--- WHAT IS NEEDED ---
A verbatim copy of all entries is the expected output.

Dataset items:
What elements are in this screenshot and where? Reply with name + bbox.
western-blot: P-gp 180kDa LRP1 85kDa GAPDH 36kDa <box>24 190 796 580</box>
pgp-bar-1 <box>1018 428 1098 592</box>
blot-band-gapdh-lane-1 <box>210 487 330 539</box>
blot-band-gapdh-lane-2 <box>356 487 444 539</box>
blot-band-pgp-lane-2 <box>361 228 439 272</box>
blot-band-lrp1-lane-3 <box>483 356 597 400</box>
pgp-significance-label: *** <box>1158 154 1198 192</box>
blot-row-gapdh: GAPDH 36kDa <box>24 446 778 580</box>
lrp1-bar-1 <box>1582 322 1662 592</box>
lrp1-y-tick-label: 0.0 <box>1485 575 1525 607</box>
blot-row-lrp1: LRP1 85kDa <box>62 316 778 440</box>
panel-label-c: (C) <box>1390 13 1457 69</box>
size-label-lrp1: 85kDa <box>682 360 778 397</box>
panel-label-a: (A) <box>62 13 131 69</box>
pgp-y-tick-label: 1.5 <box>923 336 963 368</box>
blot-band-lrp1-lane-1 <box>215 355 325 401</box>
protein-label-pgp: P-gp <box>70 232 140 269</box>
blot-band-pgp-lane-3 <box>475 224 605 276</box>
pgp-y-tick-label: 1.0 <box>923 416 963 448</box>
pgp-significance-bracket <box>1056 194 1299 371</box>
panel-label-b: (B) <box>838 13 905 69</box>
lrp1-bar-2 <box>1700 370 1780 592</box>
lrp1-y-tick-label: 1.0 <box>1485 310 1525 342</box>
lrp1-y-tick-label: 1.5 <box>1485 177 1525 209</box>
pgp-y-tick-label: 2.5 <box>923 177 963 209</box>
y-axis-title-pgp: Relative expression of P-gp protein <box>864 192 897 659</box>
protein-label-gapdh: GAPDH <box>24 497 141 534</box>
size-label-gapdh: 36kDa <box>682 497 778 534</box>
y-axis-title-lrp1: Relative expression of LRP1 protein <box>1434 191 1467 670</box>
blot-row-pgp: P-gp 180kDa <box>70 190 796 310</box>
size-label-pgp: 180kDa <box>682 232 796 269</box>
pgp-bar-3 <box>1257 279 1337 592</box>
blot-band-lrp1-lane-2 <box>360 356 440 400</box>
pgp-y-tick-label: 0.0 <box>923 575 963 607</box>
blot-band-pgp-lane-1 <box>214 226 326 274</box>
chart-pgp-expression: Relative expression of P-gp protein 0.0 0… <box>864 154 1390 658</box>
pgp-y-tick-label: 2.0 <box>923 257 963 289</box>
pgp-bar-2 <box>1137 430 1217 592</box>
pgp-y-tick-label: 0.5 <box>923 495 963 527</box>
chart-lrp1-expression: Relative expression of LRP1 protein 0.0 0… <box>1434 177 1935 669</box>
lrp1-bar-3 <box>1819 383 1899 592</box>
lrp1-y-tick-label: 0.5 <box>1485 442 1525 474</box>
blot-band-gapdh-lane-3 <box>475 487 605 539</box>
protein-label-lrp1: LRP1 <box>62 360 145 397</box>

--- RESPONSE FOR THIS EXERCISE ---
What elements are in this screenshot and where? Reply with name + bbox.
western-blot: P-gp 180kDa LRP1 85kDa GAPDH 36kDa <box>24 190 796 580</box>
pgp-bar-1 <box>1018 428 1098 592</box>
blot-band-gapdh-lane-1 <box>210 487 330 539</box>
blot-band-gapdh-lane-2 <box>356 487 444 539</box>
blot-band-pgp-lane-2 <box>361 228 439 272</box>
blot-band-lrp1-lane-3 <box>483 356 597 400</box>
pgp-significance-label: *** <box>1158 154 1198 192</box>
blot-row-gapdh: GAPDH 36kDa <box>24 446 778 580</box>
lrp1-bar-1 <box>1582 322 1662 592</box>
lrp1-y-tick-label: 0.0 <box>1485 575 1525 607</box>
blot-row-lrp1: LRP1 85kDa <box>62 316 778 440</box>
panel-label-c: (C) <box>1390 13 1457 69</box>
size-label-lrp1: 85kDa <box>682 360 778 397</box>
panel-label-a: (A) <box>62 13 131 69</box>
pgp-y-tick-label: 1.5 <box>923 336 963 368</box>
blot-band-lrp1-lane-1 <box>215 355 325 401</box>
protein-label-pgp: P-gp <box>70 232 140 269</box>
blot-band-pgp-lane-3 <box>475 224 605 276</box>
pgp-y-tick-label: 1.0 <box>923 416 963 448</box>
pgp-significance-bracket <box>1056 194 1299 371</box>
panel-label-b: (B) <box>838 13 905 69</box>
lrp1-bar-2 <box>1700 370 1780 592</box>
lrp1-y-tick-label: 1.0 <box>1485 310 1525 342</box>
lrp1-y-tick-label: 1.5 <box>1485 177 1525 209</box>
pgp-y-tick-label: 2.5 <box>923 177 963 209</box>
y-axis-title-pgp: Relative expression of P-gp protein <box>864 192 897 659</box>
protein-label-gapdh: GAPDH <box>24 497 141 534</box>
size-label-gapdh: 36kDa <box>682 497 778 534</box>
y-axis-title-lrp1: Relative expression of LRP1 protein <box>1434 191 1467 670</box>
blot-row-pgp: P-gp 180kDa <box>70 190 796 310</box>
size-label-pgp: 180kDa <box>682 232 796 269</box>
pgp-bar-3 <box>1257 279 1337 592</box>
blot-band-lrp1-lane-2 <box>360 356 440 400</box>
pgp-y-tick-label: 0.0 <box>923 575 963 607</box>
blot-band-pgp-lane-1 <box>214 226 326 274</box>
chart-pgp-expression: Relative expression of P-gp protein 0.0 0… <box>864 154 1390 658</box>
pgp-y-tick-label: 2.0 <box>923 257 963 289</box>
pgp-bar-2 <box>1137 430 1217 592</box>
pgp-y-tick-label: 0.5 <box>923 495 963 527</box>
chart-lrp1-expression: Relative expression of LRP1 protein 0.0 0… <box>1434 177 1935 669</box>
lrp1-bar-3 <box>1819 383 1899 592</box>
lrp1-y-tick-label: 0.5 <box>1485 442 1525 474</box>
blot-band-gapdh-lane-3 <box>475 487 605 539</box>
protein-label-lrp1: LRP1 <box>62 360 145 397</box>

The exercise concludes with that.